→ Work to do: Take every line that has the string "XJGL" and copy it out.

[Excerpt from a dataset]
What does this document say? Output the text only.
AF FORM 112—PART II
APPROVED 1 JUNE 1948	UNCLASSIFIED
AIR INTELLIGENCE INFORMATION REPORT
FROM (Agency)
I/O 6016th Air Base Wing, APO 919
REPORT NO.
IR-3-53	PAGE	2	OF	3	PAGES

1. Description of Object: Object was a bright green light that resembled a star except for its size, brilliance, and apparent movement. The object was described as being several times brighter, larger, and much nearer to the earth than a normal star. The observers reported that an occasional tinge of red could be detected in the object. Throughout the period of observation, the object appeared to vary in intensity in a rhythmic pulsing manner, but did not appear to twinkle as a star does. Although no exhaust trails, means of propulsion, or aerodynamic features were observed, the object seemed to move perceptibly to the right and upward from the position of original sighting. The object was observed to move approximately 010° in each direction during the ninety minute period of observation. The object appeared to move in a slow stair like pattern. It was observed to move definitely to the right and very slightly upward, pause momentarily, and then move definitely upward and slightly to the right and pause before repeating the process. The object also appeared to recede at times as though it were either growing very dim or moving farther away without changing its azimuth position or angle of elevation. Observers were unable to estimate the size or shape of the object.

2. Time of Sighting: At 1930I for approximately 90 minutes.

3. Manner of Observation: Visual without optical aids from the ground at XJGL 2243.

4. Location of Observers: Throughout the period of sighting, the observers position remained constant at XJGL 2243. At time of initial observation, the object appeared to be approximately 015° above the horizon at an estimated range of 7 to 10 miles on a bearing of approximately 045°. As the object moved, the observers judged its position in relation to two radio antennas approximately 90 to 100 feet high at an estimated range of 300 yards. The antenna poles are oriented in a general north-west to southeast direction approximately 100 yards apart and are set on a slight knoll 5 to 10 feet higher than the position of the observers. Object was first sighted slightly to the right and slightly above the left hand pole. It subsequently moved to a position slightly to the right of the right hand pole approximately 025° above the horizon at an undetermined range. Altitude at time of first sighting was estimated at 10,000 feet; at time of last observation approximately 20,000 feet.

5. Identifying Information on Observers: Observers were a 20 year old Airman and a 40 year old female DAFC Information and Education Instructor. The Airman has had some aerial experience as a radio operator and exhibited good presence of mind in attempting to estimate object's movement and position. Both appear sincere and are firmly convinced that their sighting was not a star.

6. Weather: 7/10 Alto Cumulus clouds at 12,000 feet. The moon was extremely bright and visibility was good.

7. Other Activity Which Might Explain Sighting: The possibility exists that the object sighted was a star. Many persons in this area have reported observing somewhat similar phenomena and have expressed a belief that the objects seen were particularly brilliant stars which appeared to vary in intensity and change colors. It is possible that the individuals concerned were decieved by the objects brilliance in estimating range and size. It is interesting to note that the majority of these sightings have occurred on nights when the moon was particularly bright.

→ Correct output:
3. Manner of Observation: Visual without optical aids from the ground at XJGL 2243.
4. Location of Observers: Throughout the period of sighting, the observers position remained constant at XJGL 2243. At time of initial observation, the object appeared to be approximately 015° above the horizon at an estimated range of 7 to 10 miles on a bearing of approximately 045°. As the object moved, the observers judged its position in relation to two radio antennas approximately 90 to 100 feet high at an estimated range of 300 yards. The antenna poles are oriented in a general north-west to southeast direction approximately 100 yards apart and are set on a slight knoll 5 to 10 feet higher than the position of the observers. Object was first sighted slightly to the right and slightly above the left hand pole. It subsequently moved to a position slightly to the right of the right hand pole approximately 025° above the horizon at an undetermined range. Altitude at time of first sighting was estimated at 10,000 feet; at time of last observation approximately 20,000 feet.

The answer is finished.